◆ PROVIDED ENTRIES

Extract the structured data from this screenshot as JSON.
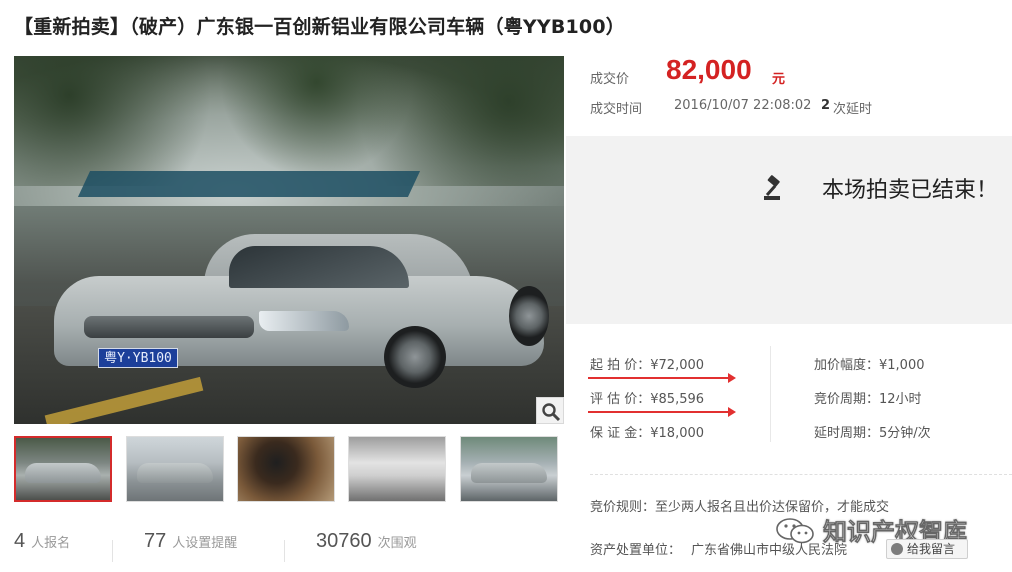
{
  "title": "【重新拍卖】（破产）广东银一百创新铝业有限公司车辆（粤YYB100）",
  "price": {
    "label": "成交价",
    "value": "82,000",
    "unit": "元",
    "time_label": "成交时间",
    "time_value": "2016/10/07 22:08:02",
    "delay_count": "2",
    "delay_label": "次延时"
  },
  "status": {
    "message": "本场拍卖已结束！",
    "icon": "gavel-icon"
  },
  "params": {
    "start_price": "起 拍 价：¥72,000",
    "appraisal": "评 估 价：¥85,596",
    "deposit": "保 证 金：¥18,000",
    "increment": "加价幅度：¥1,000",
    "period": "竞价周期：12小时",
    "delay_period": "延时周期：5分钟/次"
  },
  "rule": "竞价规则：至少两人报名且出价达保留价，才能成交",
  "org": {
    "label": "资产处置单位：",
    "value": "广东省佛山市中级人民法院"
  },
  "message_button": "给我留言",
  "watermark": "知识产权智库",
  "plate_text": "粤Y·YB100",
  "stats": [
    {
      "num": "4",
      "label": "人报名"
    },
    {
      "num": "77",
      "label": "人设置提醒"
    },
    {
      "num": "30760",
      "label": "次围观"
    }
  ],
  "colors": {
    "accent_red": "#d42222",
    "panel_gray": "#f2f2f2"
  }
}
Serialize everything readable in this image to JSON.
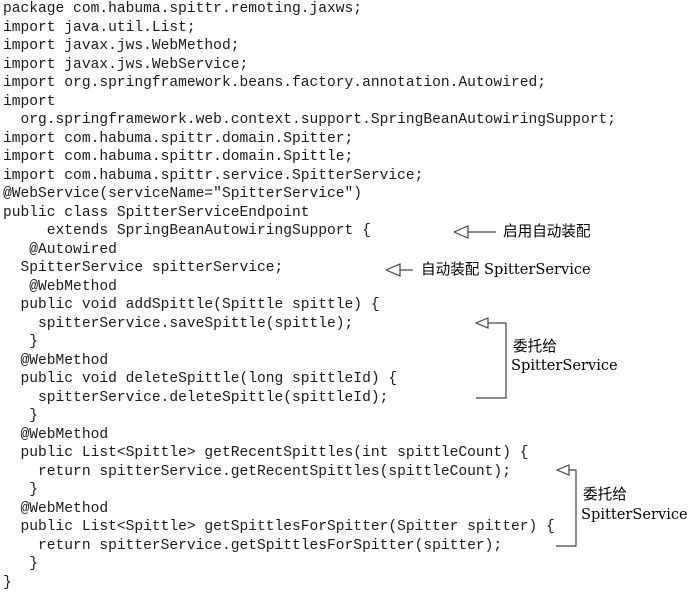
{
  "code_lines": [
    "package com.habuma.spittr.remoting.jaxws;",
    "import java.util.List;",
    "import javax.jws.WebMethod;",
    "import javax.jws.WebService;",
    "import org.springframework.beans.factory.annotation.Autowired;",
    "import",
    "  org.springframework.web.context.support.SpringBeanAutowiringSupport;",
    "import com.habuma.spittr.domain.Spitter;",
    "import com.habuma.spittr.domain.Spittle;",
    "import com.habuma.spittr.service.SpitterService;",
    "@WebService(serviceName=\"SpitterService\")",
    "public class SpitterServiceEndpoint",
    "     extends SpringBeanAutowiringSupport {",
    "   @Autowired",
    "  SpitterService spitterService;",
    "   @WebMethod",
    "  public void addSpittle(Spittle spittle) {",
    "    spitterService.saveSpittle(spittle);",
    "   }",
    "  @WebMethod",
    "  public void deleteSpittle(long spittleId) {",
    "    spitterService.deleteSpittle(spittleId);",
    "   }",
    "  @WebMethod",
    "  public List<Spittle> getRecentSpittles(int spittleCount) {",
    "    return spitterService.getRecentSpittles(spittleCount);",
    "   }",
    "  @WebMethod",
    "  public List<Spittle> getSpittlesForSpitter(Spitter spitter) {",
    "    return spitterService.getSpittlesForSpitter(spitter);",
    "   }",
    "}"
  ],
  "annotations": {
    "autowiring_support": "启用自动装配",
    "autowire_service": "自动装配 SpitterService",
    "delegate_1_line1": "委托给",
    "delegate_1_line2": "SpitterService",
    "delegate_2_line1": "委托给",
    "delegate_2_line2": "SpitterService"
  }
}
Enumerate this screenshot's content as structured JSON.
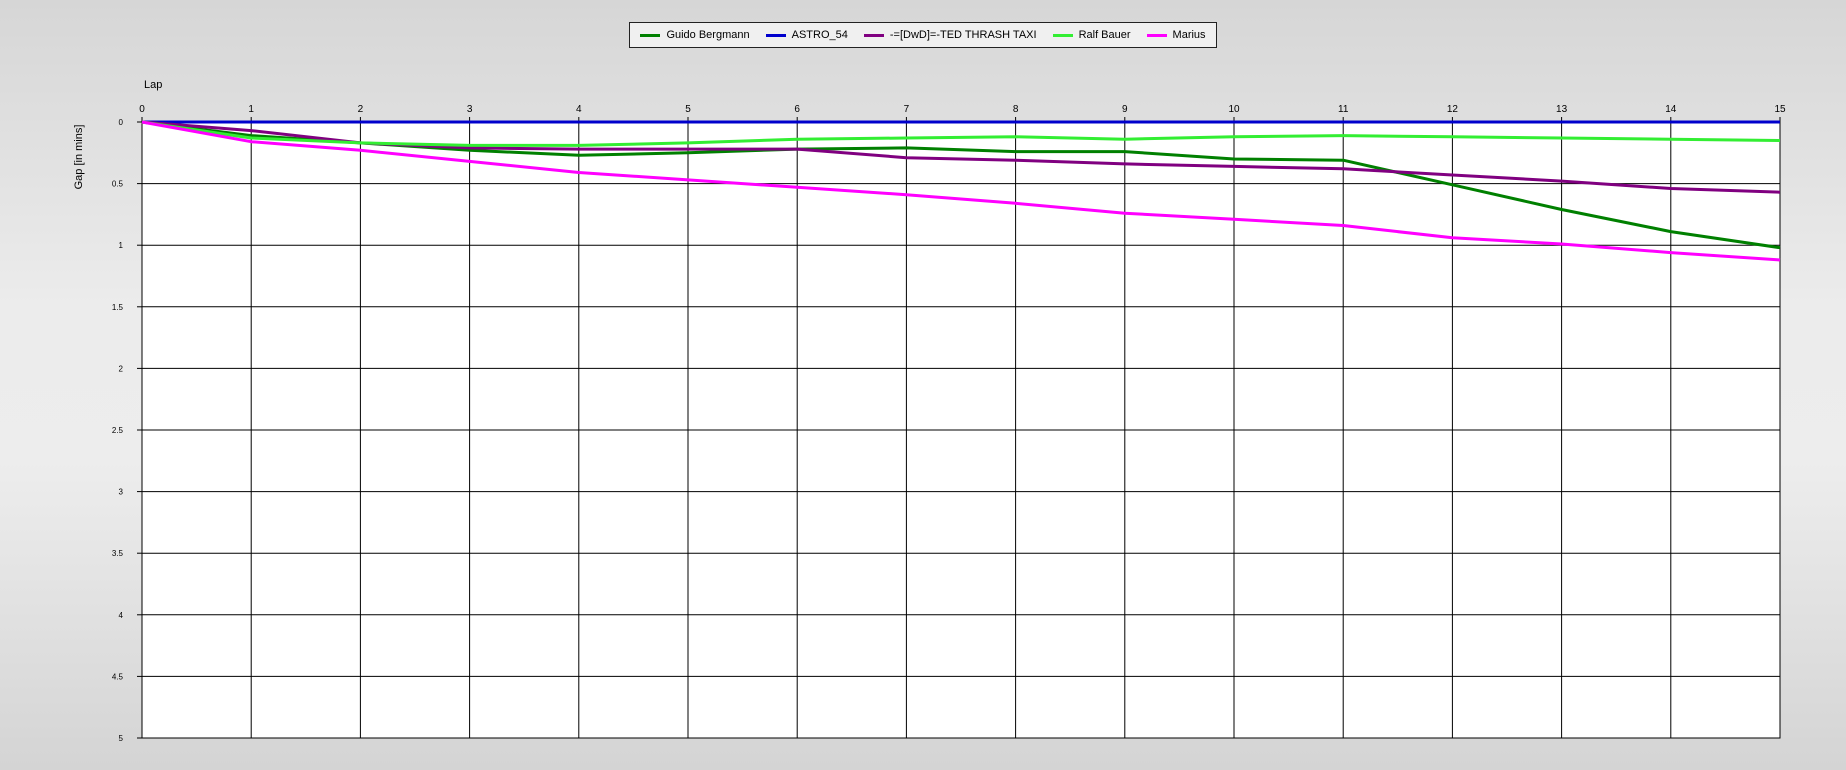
{
  "chart_data": {
    "type": "line",
    "xlabel": "Lap",
    "ylabel": "Gap [in mins]",
    "xlim": [
      0,
      15
    ],
    "ylim": [
      0,
      5
    ],
    "y_inverted": true,
    "x_axis_position": "top",
    "grid": true,
    "legend_position": "top-center",
    "x_ticks": [
      "0",
      "1",
      "2",
      "3",
      "4",
      "5",
      "6",
      "7",
      "8",
      "9",
      "10",
      "11",
      "12",
      "13",
      "14",
      "15"
    ],
    "y_ticks": [
      "0",
      "0.5",
      "1",
      "1.5",
      "2",
      "2.5",
      "3",
      "3.5",
      "4",
      "4.5",
      "5"
    ],
    "x": [
      0,
      1,
      2,
      3,
      4,
      5,
      6,
      7,
      8,
      9,
      10,
      11,
      12,
      13,
      14,
      15
    ],
    "series": [
      {
        "name": "Guido Bergmann",
        "color": "#008000",
        "values": [
          0,
          0.11,
          0.17,
          0.23,
          0.27,
          0.25,
          0.22,
          0.21,
          0.24,
          0.24,
          0.3,
          0.31,
          0.51,
          0.71,
          0.89,
          1.02
        ]
      },
      {
        "name": "ASTRO_54",
        "color": "#0000cd",
        "values": [
          0,
          0,
          0,
          0,
          0,
          0,
          0,
          0,
          0,
          0,
          0,
          0,
          0,
          0,
          0,
          0
        ]
      },
      {
        "name": "-=[DwD]=-TED THRASH TAXI",
        "color": "#800080",
        "values": [
          0,
          0.07,
          0.17,
          0.21,
          0.22,
          0.22,
          0.22,
          0.29,
          0.31,
          0.34,
          0.36,
          0.38,
          0.43,
          0.48,
          0.54,
          0.57
        ]
      },
      {
        "name": "Ralf Bauer",
        "color": "#33ee33",
        "values": [
          0,
          0.13,
          0.17,
          0.19,
          0.19,
          0.17,
          0.14,
          0.13,
          0.12,
          0.14,
          0.12,
          0.11,
          0.12,
          0.13,
          0.14,
          0.15
        ]
      },
      {
        "name": "Marius",
        "color": "#ff00ff",
        "values": [
          0,
          0.16,
          0.23,
          0.32,
          0.41,
          0.47,
          0.53,
          0.59,
          0.66,
          0.74,
          0.79,
          0.84,
          0.94,
          0.99,
          1.06,
          1.12
        ]
      }
    ]
  }
}
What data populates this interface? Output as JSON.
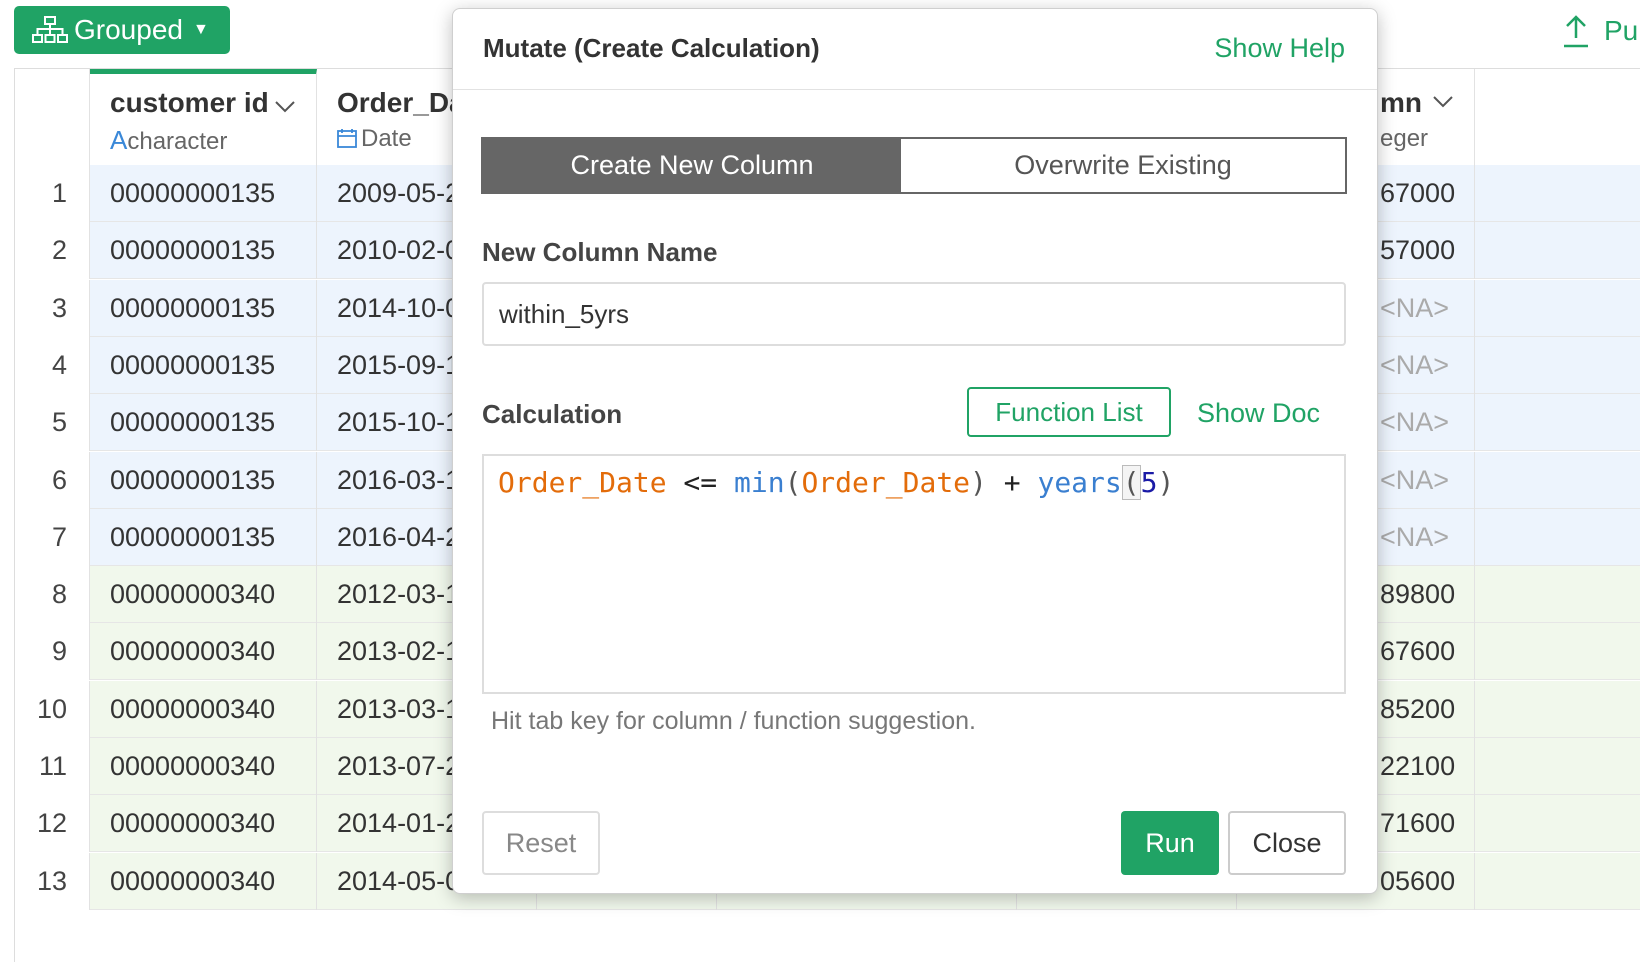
{
  "toolbar": {
    "grouped_label": "Grouped",
    "publish_label": "Pu"
  },
  "table": {
    "columns": [
      {
        "name": "customer id",
        "type": "character",
        "type_icon": "A"
      },
      {
        "name": "Order_Da",
        "type": "Date"
      },
      {
        "name": "mn",
        "type": "eger"
      }
    ],
    "rows": [
      {
        "n": "1",
        "customer_id": "00000000135",
        "order_date": "2009-05-2",
        "last": "67000",
        "group": "blue"
      },
      {
        "n": "2",
        "customer_id": "00000000135",
        "order_date": "2010-02-0",
        "last": "57000",
        "group": "blue"
      },
      {
        "n": "3",
        "customer_id": "00000000135",
        "order_date": "2014-10-0",
        "last": "<NA>",
        "group": "blue"
      },
      {
        "n": "4",
        "customer_id": "00000000135",
        "order_date": "2015-09-1",
        "last": "<NA>",
        "group": "blue"
      },
      {
        "n": "5",
        "customer_id": "00000000135",
        "order_date": "2015-10-1",
        "last": "<NA>",
        "group": "blue"
      },
      {
        "n": "6",
        "customer_id": "00000000135",
        "order_date": "2016-03-1",
        "last": "<NA>",
        "group": "blue"
      },
      {
        "n": "7",
        "customer_id": "00000000135",
        "order_date": "2016-04-2",
        "last": "<NA>",
        "group": "blue"
      },
      {
        "n": "8",
        "customer_id": "00000000340",
        "order_date": "2012-03-1",
        "last": "89800",
        "group": "green"
      },
      {
        "n": "9",
        "customer_id": "00000000340",
        "order_date": "2013-02-1",
        "last": "67600",
        "group": "green"
      },
      {
        "n": "10",
        "customer_id": "00000000340",
        "order_date": "2013-03-1",
        "last": "85200",
        "group": "green"
      },
      {
        "n": "11",
        "customer_id": "00000000340",
        "order_date": "2013-07-2",
        "last": "22100",
        "group": "green"
      },
      {
        "n": "12",
        "customer_id": "00000000340",
        "order_date": "2014-01-2",
        "last": "71600",
        "group": "green"
      },
      {
        "n": "13",
        "customer_id": "00000000340",
        "order_date": "2014-05-0",
        "last": "05600",
        "group": "green"
      }
    ]
  },
  "modal": {
    "title": "Mutate (Create Calculation)",
    "show_help": "Show Help",
    "tabs": [
      "Create New Column",
      "Overwrite Existing"
    ],
    "active_tab": "Create New Column",
    "new_column_label": "New Column Name",
    "new_column_value": "within_5yrs",
    "calculation_label": "Calculation",
    "function_list": "Function List",
    "show_doc": "Show Doc",
    "calc": {
      "col1": "Order_Date",
      "op1": " <= ",
      "fn1": "min",
      "p1": "(",
      "col2": "Order_Date",
      "p2": ")",
      "op2": " + ",
      "fn2": "years",
      "p3": "(",
      "num": "5",
      "p4": ")"
    },
    "hint": "Hit tab key for column / function suggestion.",
    "reset": "Reset",
    "run": "Run",
    "close": "Close"
  },
  "colors": {
    "accent": "#20a365",
    "group_blue": "#edf4fd",
    "group_green": "#f1f8ec",
    "segment_active": "#666666"
  }
}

◆ YOUR TASK
Above are lines of data; state how many of them contain the word "spittleId", with no other output.

◆ TASK RESPONSE
2